▶ [Data records]:
◇ ◇ ◇

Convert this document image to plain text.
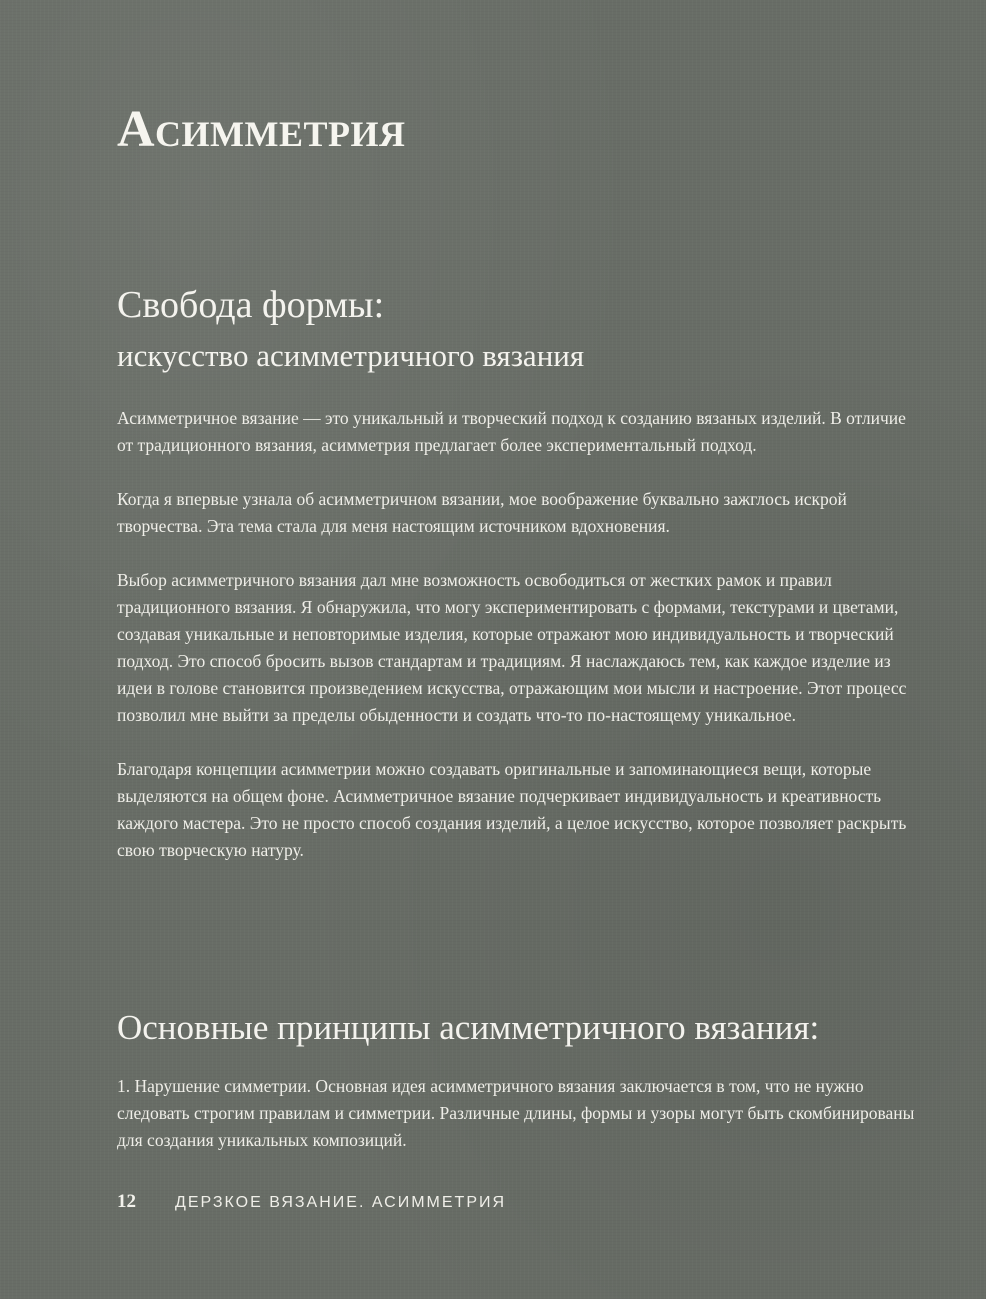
Асимметрия
Свобода формы:
искусство асимметричного вязания

Асимметричное вязание — это уникальный и творческий подход к созданию вязаных изделий. В отличие от традиционного вязания, асимметрия предлагает более экспериментальный подход.

Когда я впервые узнала об асимметричном вязании, мое воображение буквально зажглось искрой творчества. Эта тема стала для меня настоящим источником вдохновения.

Выбор асимметричного вязания дал мне возможность освободиться от жестких рамок и правил традиционного вязания. Я обнаружила, что могу экспериментировать с формами, текстурами и цветами, создавая уникальные и неповторимые изделия, которые отражают мою индивидуальность и творческий подход. Это способ бросить вызов стандартам и традициям. Я наслаждаюсь тем, как каждое изделие из идеи в голове становится произведением искусства, отражающим мои мысли и настроение. Этот процесс позволил мне выйти за пределы обыденности и создать что-то по-настоящему уникальное.

Благодаря концепции асимметрии можно создавать оригинальные и запоминающиеся вещи, которые выделяются на общем фоне. Асимметричное вязание подчеркивает индивидуальность и креативность каждого мастера. Это не просто способ создания изделий, а целое искусство, которое позволяет раскрыть свою творческую натуру.

Основные принципы асимметричного вязания:

1. Нарушение симметрии. Основная идея асимметричного вязания заключается в том, что не нужно следовать строгим правилам и симметрии. Различные длины, формы и узоры могут быть скомбинированы для создания уникальных композиций.

12	ДЕРЗКОЕ ВЯЗАНИЕ. АСИММЕТРИЯ
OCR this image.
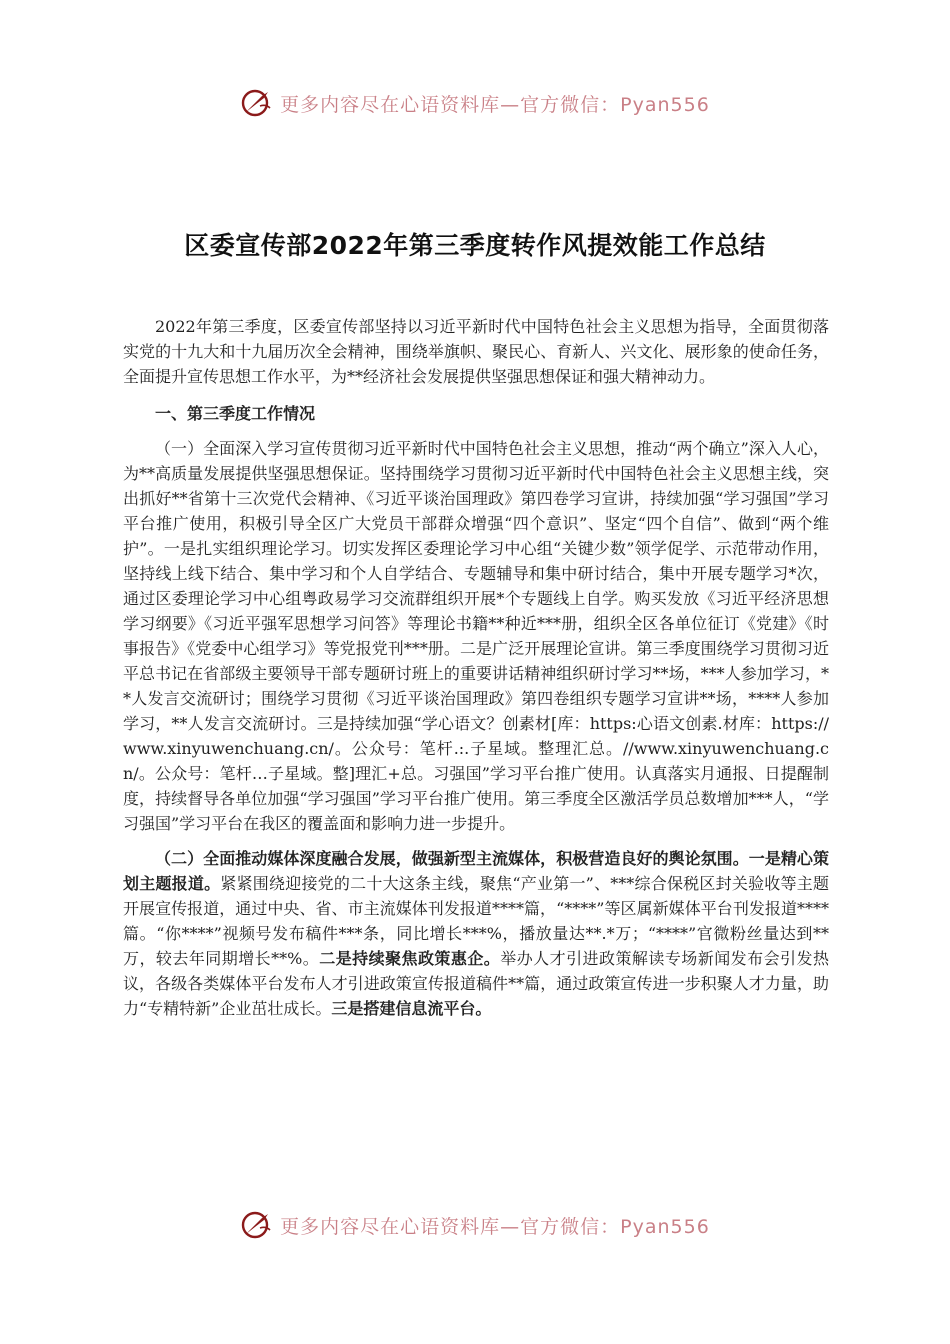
更多内容尽在心语资料库—官方微信：Pyan556
区委宣传部2022年第三季度转作风提效能工作总结

2022年第三季度，区委宣传部坚持以习近平新时代中国特色社会主义思想为指导，全面贯彻落实党的十九大和十九届历次全会精神，围绕举旗帜、聚民心、育新人、兴文化、展形象的使命任务，全面提升宣传思想工作水平，为**经济社会发展提供坚强思想保证和强大精神动力。

一、第三季度工作情况

（一）全面深入学习宣传贯彻习近平新时代中国特色社会主义思想，推动“两个确立”深入人心，为**高质量发展提供坚强思想保证。坚持围绕学习贯彻习近平新时代中国特色社会主义思想主线，突出抓好**省第十三次党代会精神、《习近平谈治国理政》第四卷学习宣讲，持续加强“学习强国”学习平台推广使用，积极引导全区广大党员干部群众增强“四个意识”、坚定“四个自信”、做到“两个维护”。一是扎实组织理论学习。切实发挥区委理论学习中心组“关键少数”领学促学、示范带动作用，坚持线上线下结合、集中学习和个人自学结合、专题辅导和集中研讨结合，集中开展专题学习*次，通过区委理论学习中心组粤政易学习交流群组织开展*个专题线上自学。购买发放《习近平经济思想学习纲要》《习近平强军思想学习问答》等理论书籍**种近***册，组织全区各单位征订《党建》《时事报告》《党委中心组学习》等党报党刊***册。二是广泛开展理论宣讲。第三季度围绕学习贯彻习近平总书记在省部级主要领导干部专题研讨班上的重要讲话精神组织研讨学习**场，***人参加学习，**人发言交流研讨；围绕学习贯彻《习近平谈治国理政》第四卷组织专题学习宣讲**场，****人参加学习，**人发言交流研讨。三是持续加强“学心语文？创素材[库：https:心语文创素.材库：https://www.xinyuwenchuang.cn/。公众号：笔杆.:.子星域。整理汇总。//www.xinyuwenchuang.cn/。公众号：笔杆…子星域。整]理汇+总。习强国”学习平台推广使用。认真落实月通报、日提醒制度，持续督导各单位加强“学习强国”学习平台推广使用。第三季度全区激活学员总数增加***人，“学习强国”学习平台在我区的覆盖面和影响力进一步提升。

（二）全面推动媒体深度融合发展，做强新型主流媒体，积极营造良好的舆论氛围。一是精心策划主题报道。紧紧围绕迎接党的二十大这条主线，聚焦“产业第一”、***综合保税区封关验收等主题开展宣传报道，通过中央、省、市主流媒体刊发报道****篇，“****”等区属新媒体平台刊发报道****篇。“你****”视频号发布稿件***条，同比增长***%，播放量达**.*万；“****”官微粉丝量达到**万，较去年同期增长**%。二是持续聚焦政策惠企。举办人才引进政策解读专场新闻发布会引发热议，各级各类媒体平台发布人才引进政策宣传报道稿件**篇，通过政策宣传进一步积聚人才力量，助力“专精特新”企业茁壮成长。三是搭建信息流平台。

更多内容尽在心语资料库—官方微信：Pyan556
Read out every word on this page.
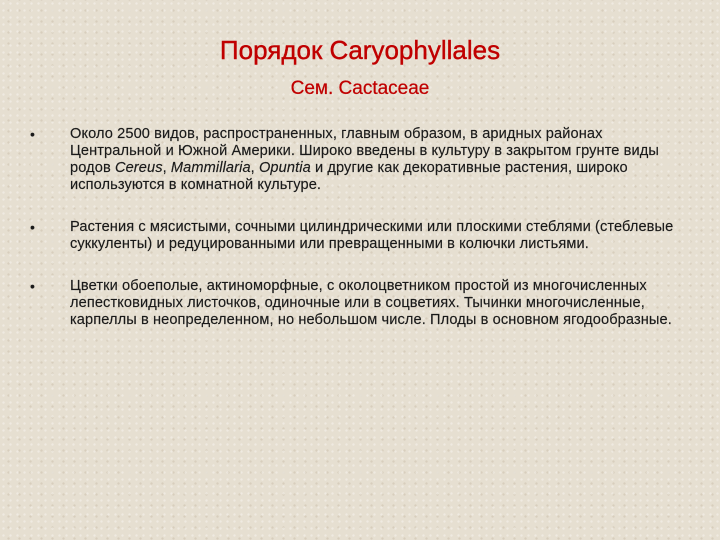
Порядок Caryophyllales
Сем. Cactaceae
• Около 2500 видов, распространенных, главным образом, в аридных районах Центральной и Южной Америки. Широко введены в культуру в закрытом грунте виды родов Cereus, Mammillaria, Opuntia и другие как декоративные растения, широко используются в комнатной культуре.
• Растения с мясистыми, сочными цилиндрическими или плоскими стеблями (стеблевые суккуленты) и редуцированными или превращенными в колючки листьями.
• Цветки обоеполые, актиноморфные, с околоцветником простой из многочисленных лепестковидных листочков, одиночные или в соцветиях. Тычинки многочисленные, карпеллы в неопределенном, но небольшом числе. Плоды в основном ягодообразные.
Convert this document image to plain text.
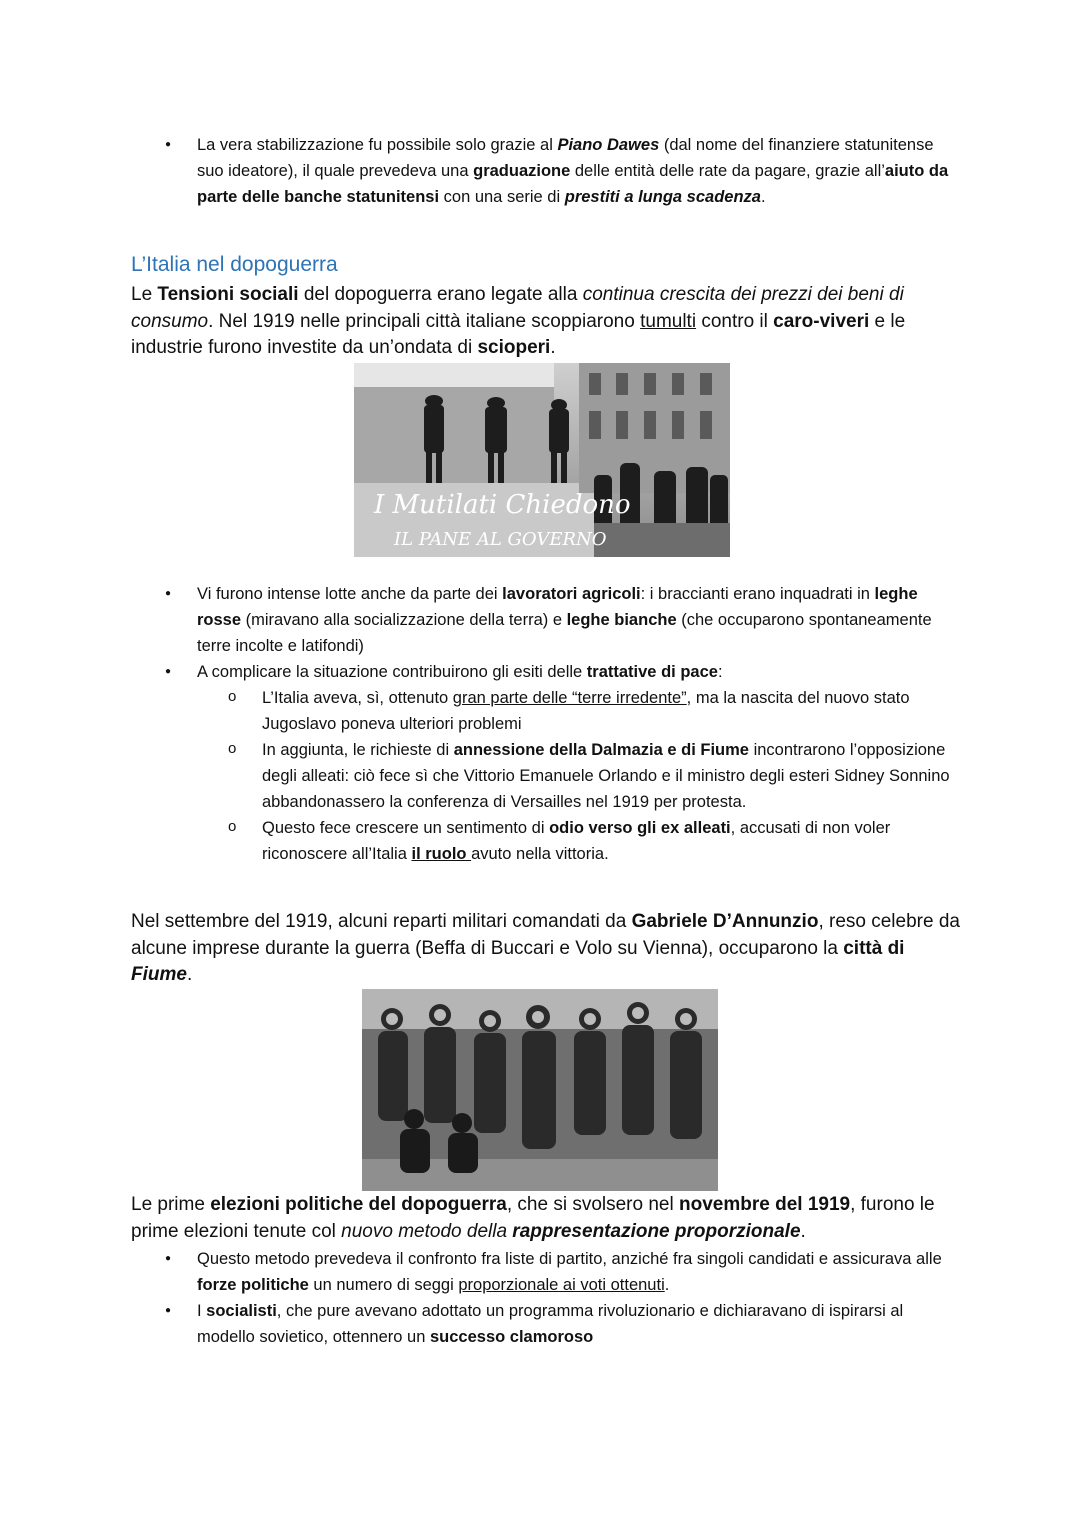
● La vera stabilizzazione fu possibile solo grazie al Piano Dawes (dal nome del finanziere statunitense suo ideatore), il quale prevedeva una graduazione delle entità delle rate da pagare, grazie all’aiuto da parte delle banche statunitensi con una serie di prestiti a lunga scadenza.
L’Italia nel dopoguerra

Le Tensioni sociali del dopoguerra erano legate alla continua crescita dei prezzi dei beni di consumo. Nel 1919 nelle principali città italiane scoppiarono tumulti contro il caro-viveri e le industrie furono investite da un’ondata di scioperi.

I Mutilati Chiedono
IL PANE AL GOVERNO
● Vi furono intense lotte anche da parte dei lavoratori agricoli: i braccianti erano inquadrati in leghe rosse (miravano alla socializzazione della terra) e leghe bianche (che occuparono spontaneamente terre incolte e latifondi)
● A complicare la situazione contribuirono gli esiti delle trattative di pace:
o L’Italia aveva, sì, ottenuto gran parte delle “terre irredente”, ma la nascita del nuovo stato Jugoslavo poneva ulteriori problemi
o In aggiunta, le richieste di annessione della Dalmazia e di Fiume incontrarono l’opposizione degli alleati: ciò fece sì che Vittorio Emanuele Orlando e il ministro degli esteri Sidney Sonnino abbandonassero la conferenza di Versailles nel 1919 per protesta.
o Questo fece crescere un sentimento di odio verso gli ex alleati, accusati di non voler riconoscere all’Italia il ruolo avuto nella vittoria.

Nel settembre del 1919, alcuni reparti militari comandati da Gabriele D’Annunzio, reso celebre da alcune imprese durante la guerra (Beffa di Buccari e Volo su Vienna), occuparono la città di Fiume.

Le prime elezioni politiche del dopoguerra, che si svolsero nel novembre del 1919, furono le prime elezioni tenute col nuovo metodo della rappresentazione proporzionale.

● Questo metodo prevedeva il confronto fra liste di partito, anziché fra singoli candidati e assicurava alle forze politiche un numero di seggi proporzionale ai voti ottenuti.
● I socialisti, che pure avevano adottato un programma rivoluzionario e dichiaravano di ispirarsi al modello sovietico, ottennero un successo clamoroso
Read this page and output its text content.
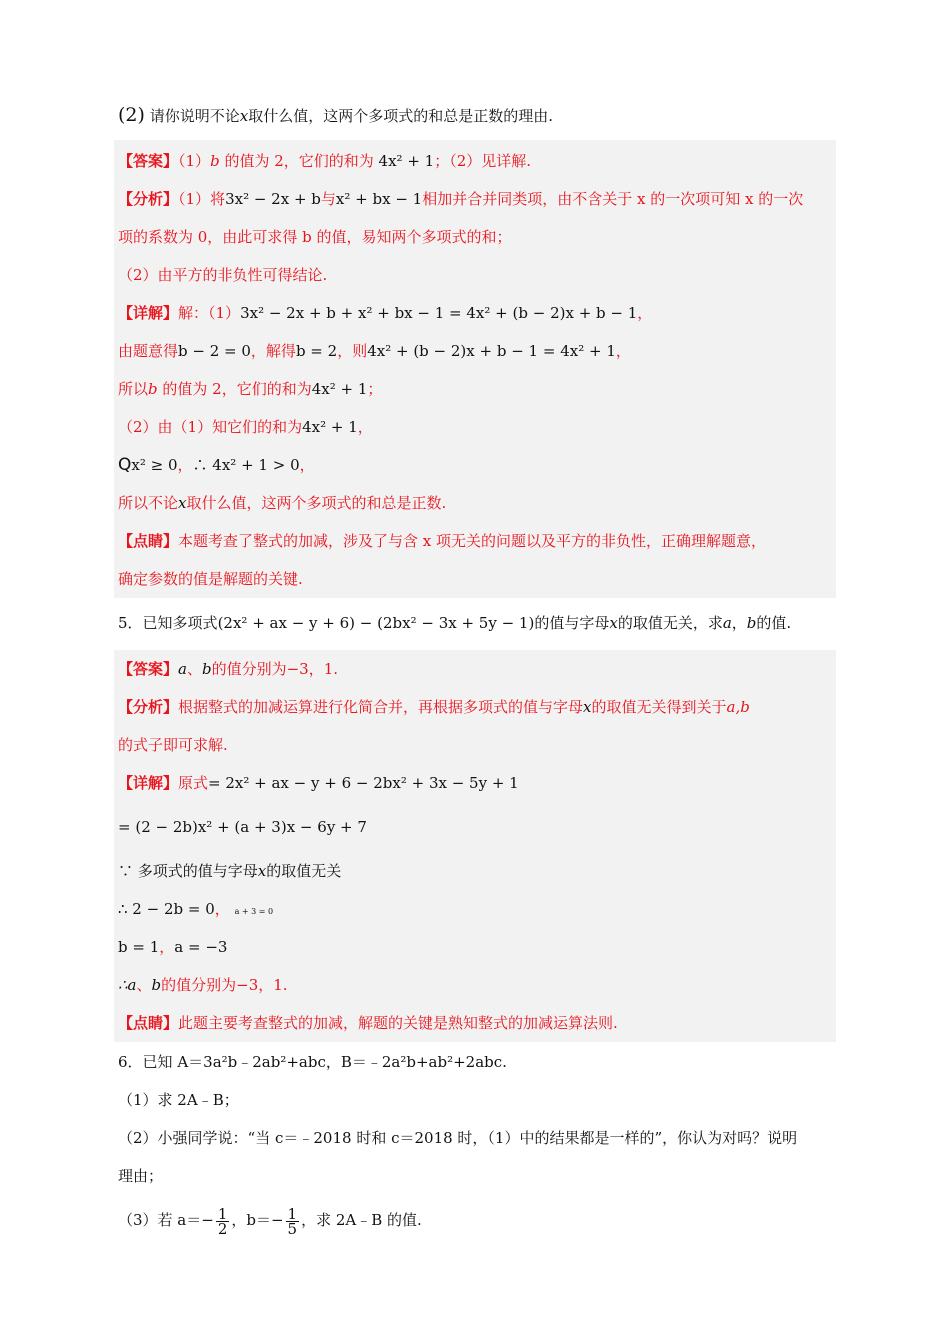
(2) 请你说明不论x取什么值，这两个多项式的和总是正数的理由.
【答案】（1）b 的值为 2，它们的和为 4x² + 1；（2）见详解.
【分析】（1）将3x² − 2x + b与x² + bx − 1相加并合并同类项，由不含关于 x 的一次项可知 x 的一次
项的系数为 0，由此可求得 b 的值，易知两个多项式的和；
（2）由平方的非负性可得结论.
【详解】解：（1）3x² − 2x + b + x² + bx − 1 = 4x² + (b − 2)x + b − 1，
由题意得b − 2 = 0，解得b = 2，则4x² + (b − 2)x + b − 1 = 4x² + 1，
所以b 的值为 2，它们的和为4x² + 1；
（2）由（1）知它们的和为4x² + 1，
Qx² ≥ 0，∴ 4x² + 1 > 0，
所以不论x取什么值，这两个多项式的和总是正数.
【点睛】本题考查了整式的加减，涉及了与含 x 项无关的问题以及平方的非负性，正确理解题意，
确定参数的值是解题的关键.
5．已知多项式(2x² + ax − y + 6) − (2bx² − 3x + 5y − 1)的值与字母x的取值无关，求a，b的值.
【答案】a、b的值分别为−3，1.
【分析】根据整式的加减运算进行化简合并，再根据多项式的值与字母x的取值无关得到关于a,b
的式子即可求解.
【详解】原式= 2x² + ax − y + 6 − 2bx² + 3x − 5y + 1
= (2 − 2b)x² + (a + 3)x − 6y + 7
∵ 多项式的值与字母x的取值无关
∴ 2 − 2b = 0， a + 3 = 0
b = 1，a = −3
∴a、b的值分别为−3，1.
【点睛】此题主要考查整式的加减，解题的关键是熟知整式的加减运算法则.
6．已知 A＝3a²b﹣2ab²+abc，B＝﹣2a²b+ab²+2abc.
（1）求 2A﹣B；
（2）小强同学说：“当 c＝﹣2018 时和 c＝2018 时，（1）中的结果都是一样的”，你认为对吗？说明
理由；
（3）若 $a=- \frac{1}{2}$ ，$b=- \frac{1}{5}$ ，求 2A﹣B 的值.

◇ ◇ ◇

▶ [Problem to work on]:
Of the lines in the material, how many contain the word "способ"? Reply with the number and nothing else.

▶ [Finished task]:
2